[WHAT THE TASK REQUIRES] Return all the entries exactly, keeping pictures out.

[LISTED RECORDS]
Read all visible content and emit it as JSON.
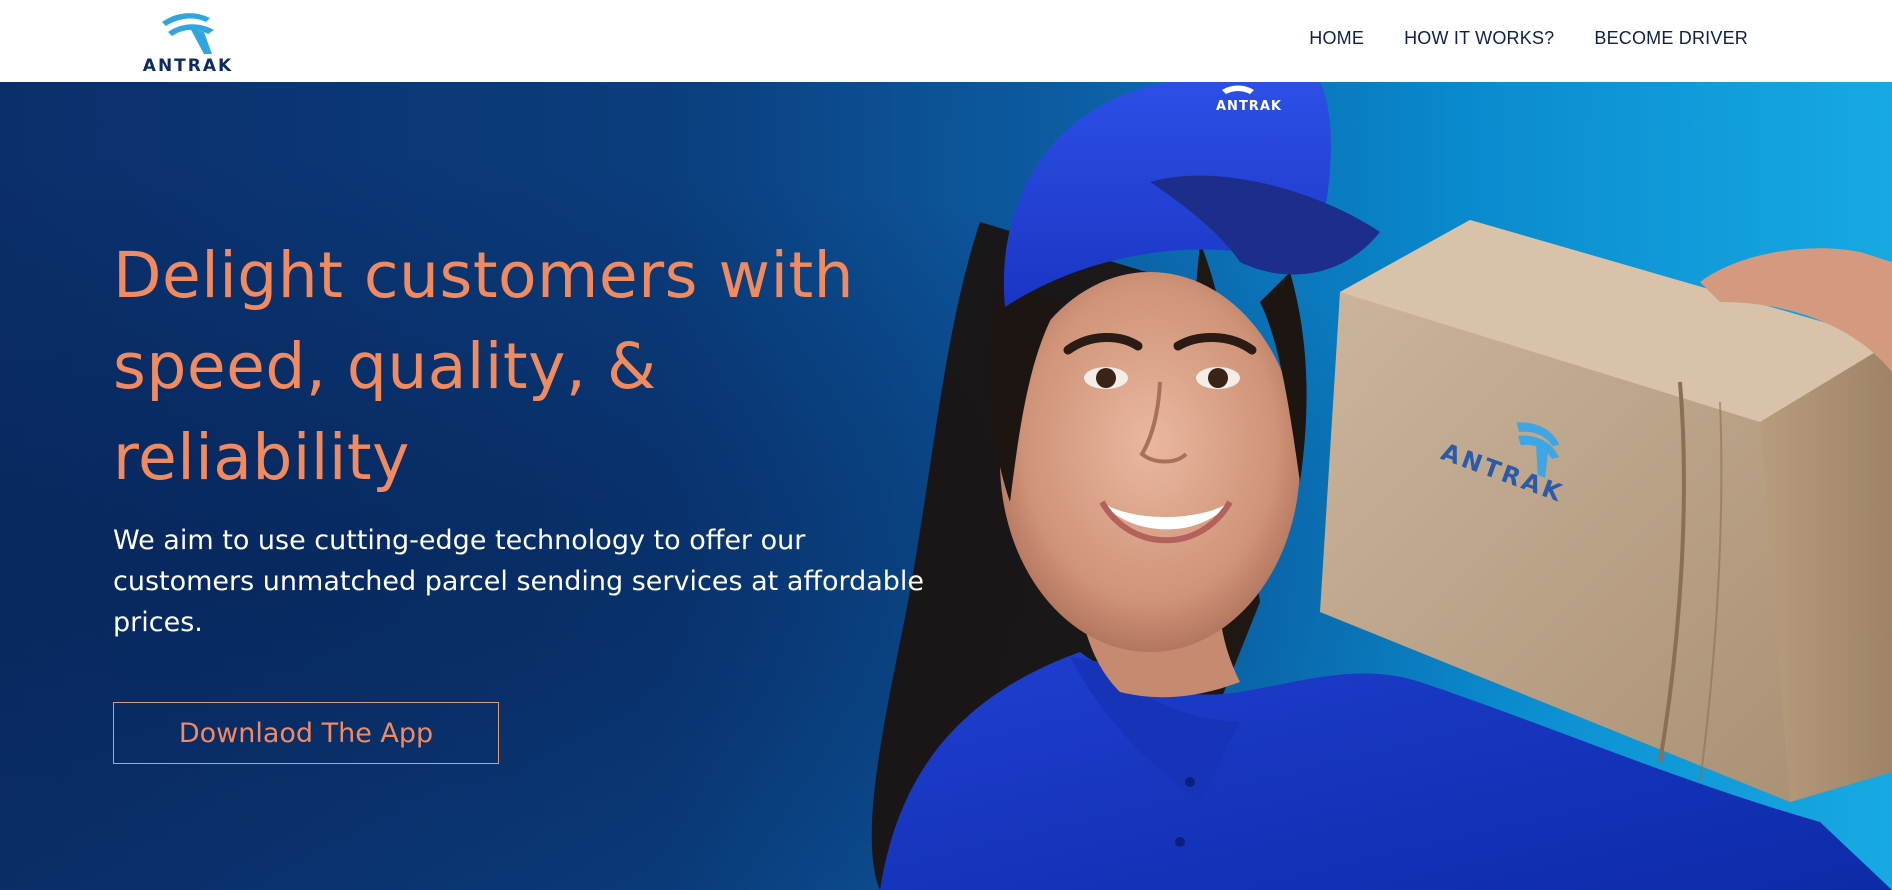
{
  "header": {
    "logo_text": "ANTRAK",
    "nav": [
      {
        "label": "HOME"
      },
      {
        "label": "HOW IT WORKS?"
      },
      {
        "label": "BECOME DRIVER"
      }
    ]
  },
  "hero": {
    "headline": "Delight customers with speed, quality, & reliability",
    "subtext": "We aim to use cutting-edge technology to offer our customers unmatched parcel sending services at affordable prices.",
    "cta_label": "Downlaod The App",
    "photo": {
      "cap_logo_text": "ANTRAK",
      "box_logo_text": "ANTRAK"
    }
  },
  "colors": {
    "accent": "#f18a5f",
    "navy": "#0b2f6b",
    "sky": "#17a9e2",
    "nav_text": "#0d1f4a"
  },
  "icons": {
    "logo": "antrak-swoosh-icon"
  }
}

[CORRECT RESULT]
Read all visible content and emit it as JSON.
{
  "header": {
    "logo_text": "ANTRAK",
    "nav": [
      {
        "label": "HOME"
      },
      {
        "label": "HOW IT WORKS?"
      },
      {
        "label": "BECOME DRIVER"
      }
    ]
  },
  "hero": {
    "headline": "Delight customers with speed, quality, & reliability",
    "subtext": "We aim to use cutting-edge technology to offer our customers unmatched parcel sending services at affordable prices.",
    "cta_label": "Downlaod The App",
    "photo": {
      "cap_logo_text": "ANTRAK",
      "box_logo_text": "ANTRAK"
    }
  },
  "colors": {
    "accent": "#f18a5f",
    "navy": "#0b2f6b",
    "sky": "#17a9e2",
    "nav_text": "#0d1f4a"
  },
  "icons": {
    "logo": "antrak-swoosh-icon"
  }
}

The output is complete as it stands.